#### Instrucciones:
**1.** Según el texto sobre los científicos, ¿por qué se les llamaba "los hombres de la situación"? Explícalo en una a tres oraciones.
**2.** En el texto sobre los científicos, ¿en qué ámbitos coinciden todos los autores en que estos tuvieron una influencia excesiva?

#### Texto proporcionado:
-=-=-
Diversos autores, tanto defensores como contrarios de los científicos, se han expresado con mayor o menor dureza acerca de los motivos por los cuales ese círculo de elevados intelectuales fue haciéndose “odioso” a las diversas clases que componían a la sociedad mexicana de entonces, pero todos coinciden en que fue su excesiva influencia en los ámbitos económico, financiero y hasta de justicia, los que les labraron una reputación bastante negativa.

Eran “los hombres de la situación”, pues las relaciones y el peso que tenían en el Palacio de Gobierno, los tribunales y, en general, todas las oficinas públicas, hacían que prosperara cualquier negocio que quisieran iniciar o que les fuese propuesto por los inversionistas y hombres de negocios, tanto nacionales como extranjeros. Además, muchos de ellos fungieron como apoderados y representantes de compañías extranjeras, por lo que el dinero podía correr a raudales siempre y cuando las concesiones y demás detalles del negocio fuesen arreglados sin demasiados contratiempos, cuestión que se llevó a cabo sin problemas, debido a los intereses creados dentro de las oficinas de gobierno encargadas de dar luz verde a dichos proyectos. Esto provocó que cualquiera que quisiera emprender alguna empresa o negocio no tuviera más opción que recurrir a estos “hombres de la situación”, quienes tenían en sus manos el poder, los conocimientos y los contactos necesarios para que, por el precio correcto, facilitaran una rápida resolución y así echar a andar la empresa proyectada.
-=-=-
Listados de regiones anotadas:
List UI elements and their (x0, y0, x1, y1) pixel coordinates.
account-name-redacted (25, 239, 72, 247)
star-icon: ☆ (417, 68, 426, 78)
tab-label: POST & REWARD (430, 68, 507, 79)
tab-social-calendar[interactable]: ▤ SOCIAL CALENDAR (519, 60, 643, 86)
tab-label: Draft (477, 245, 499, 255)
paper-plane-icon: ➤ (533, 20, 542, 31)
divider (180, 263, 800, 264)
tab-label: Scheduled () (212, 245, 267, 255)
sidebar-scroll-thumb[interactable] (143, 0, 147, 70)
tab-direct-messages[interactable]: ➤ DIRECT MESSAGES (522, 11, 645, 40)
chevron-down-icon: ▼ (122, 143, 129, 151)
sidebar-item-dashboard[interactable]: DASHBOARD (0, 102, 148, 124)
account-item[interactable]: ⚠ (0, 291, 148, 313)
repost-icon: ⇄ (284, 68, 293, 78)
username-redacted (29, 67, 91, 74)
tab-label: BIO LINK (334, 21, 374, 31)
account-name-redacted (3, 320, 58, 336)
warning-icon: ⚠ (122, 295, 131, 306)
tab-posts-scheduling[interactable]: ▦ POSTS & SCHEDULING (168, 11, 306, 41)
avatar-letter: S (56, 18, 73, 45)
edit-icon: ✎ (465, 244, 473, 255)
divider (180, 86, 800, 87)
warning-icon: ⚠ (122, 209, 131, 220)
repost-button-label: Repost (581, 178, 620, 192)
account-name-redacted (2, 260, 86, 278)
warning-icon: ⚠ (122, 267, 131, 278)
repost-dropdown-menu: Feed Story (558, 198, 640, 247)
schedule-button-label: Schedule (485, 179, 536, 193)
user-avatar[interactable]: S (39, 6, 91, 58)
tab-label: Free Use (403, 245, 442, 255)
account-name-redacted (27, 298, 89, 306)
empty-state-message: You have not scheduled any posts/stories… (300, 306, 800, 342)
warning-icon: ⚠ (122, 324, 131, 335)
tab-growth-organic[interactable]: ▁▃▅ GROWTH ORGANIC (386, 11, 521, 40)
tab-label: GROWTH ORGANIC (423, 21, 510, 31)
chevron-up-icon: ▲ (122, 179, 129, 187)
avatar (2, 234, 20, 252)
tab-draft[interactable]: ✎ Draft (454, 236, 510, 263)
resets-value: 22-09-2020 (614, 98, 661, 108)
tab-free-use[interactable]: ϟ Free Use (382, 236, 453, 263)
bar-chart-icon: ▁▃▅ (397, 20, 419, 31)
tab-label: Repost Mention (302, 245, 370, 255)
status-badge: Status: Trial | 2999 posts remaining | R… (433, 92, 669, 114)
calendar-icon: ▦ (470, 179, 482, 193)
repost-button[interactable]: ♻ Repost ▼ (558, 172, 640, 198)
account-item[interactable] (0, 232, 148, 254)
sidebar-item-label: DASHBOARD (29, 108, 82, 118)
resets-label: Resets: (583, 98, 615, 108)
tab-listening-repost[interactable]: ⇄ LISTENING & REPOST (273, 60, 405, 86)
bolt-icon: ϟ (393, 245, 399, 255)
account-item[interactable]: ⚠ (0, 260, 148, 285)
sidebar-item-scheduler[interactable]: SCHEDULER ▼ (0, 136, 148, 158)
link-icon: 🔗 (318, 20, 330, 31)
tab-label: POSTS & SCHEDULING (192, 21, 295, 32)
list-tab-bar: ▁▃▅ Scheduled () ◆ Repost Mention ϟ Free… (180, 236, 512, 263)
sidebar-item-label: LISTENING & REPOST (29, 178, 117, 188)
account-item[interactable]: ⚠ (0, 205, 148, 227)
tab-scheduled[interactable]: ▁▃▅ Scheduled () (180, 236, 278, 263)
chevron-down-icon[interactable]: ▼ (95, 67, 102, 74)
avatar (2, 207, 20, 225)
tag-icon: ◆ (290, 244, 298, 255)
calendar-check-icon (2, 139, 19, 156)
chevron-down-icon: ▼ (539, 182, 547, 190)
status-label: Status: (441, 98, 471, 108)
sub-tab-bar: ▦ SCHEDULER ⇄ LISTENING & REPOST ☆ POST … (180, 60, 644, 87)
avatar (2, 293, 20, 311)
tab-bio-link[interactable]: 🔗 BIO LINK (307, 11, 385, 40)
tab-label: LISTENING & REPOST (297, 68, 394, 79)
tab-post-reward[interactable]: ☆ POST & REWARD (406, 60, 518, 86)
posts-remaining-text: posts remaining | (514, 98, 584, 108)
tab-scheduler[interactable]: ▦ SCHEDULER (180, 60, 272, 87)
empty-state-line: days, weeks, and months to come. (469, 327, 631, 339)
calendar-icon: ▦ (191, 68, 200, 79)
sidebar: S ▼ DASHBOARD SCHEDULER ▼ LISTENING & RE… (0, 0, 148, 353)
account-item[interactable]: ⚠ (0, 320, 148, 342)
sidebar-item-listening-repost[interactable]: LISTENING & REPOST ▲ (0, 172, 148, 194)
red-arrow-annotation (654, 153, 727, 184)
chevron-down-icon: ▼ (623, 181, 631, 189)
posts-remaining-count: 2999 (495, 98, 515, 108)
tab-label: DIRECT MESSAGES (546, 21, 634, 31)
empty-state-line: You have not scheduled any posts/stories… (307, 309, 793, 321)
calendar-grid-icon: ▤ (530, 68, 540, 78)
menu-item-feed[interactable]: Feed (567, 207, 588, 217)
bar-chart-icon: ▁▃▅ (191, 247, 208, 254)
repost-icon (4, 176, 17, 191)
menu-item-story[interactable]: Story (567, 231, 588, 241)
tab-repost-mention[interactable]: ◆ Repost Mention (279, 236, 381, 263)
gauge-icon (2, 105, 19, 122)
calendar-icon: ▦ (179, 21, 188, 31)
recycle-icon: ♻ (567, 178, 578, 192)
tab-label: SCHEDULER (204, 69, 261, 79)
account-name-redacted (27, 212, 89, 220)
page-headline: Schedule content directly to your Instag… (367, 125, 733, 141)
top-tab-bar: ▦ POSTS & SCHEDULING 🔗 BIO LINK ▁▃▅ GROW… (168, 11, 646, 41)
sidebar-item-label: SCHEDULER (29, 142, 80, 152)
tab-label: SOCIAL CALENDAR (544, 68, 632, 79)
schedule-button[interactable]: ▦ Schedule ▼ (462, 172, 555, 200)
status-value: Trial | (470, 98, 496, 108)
-=-=-
#### Respuestas:
**1.** Se les llamaba así porque tenían relaciones y peso en el Palacio de Gobierno, los tribunales y, en general, todas las oficinas públicas. Gracias a eso prosperaba cualquier negocio que quisieran iniciar o que les propusieran inversionistas y hombres de negocios, tanto nacionales como extranjeros.

**2.** En los ámbitos económico, financiero y hasta de justicia.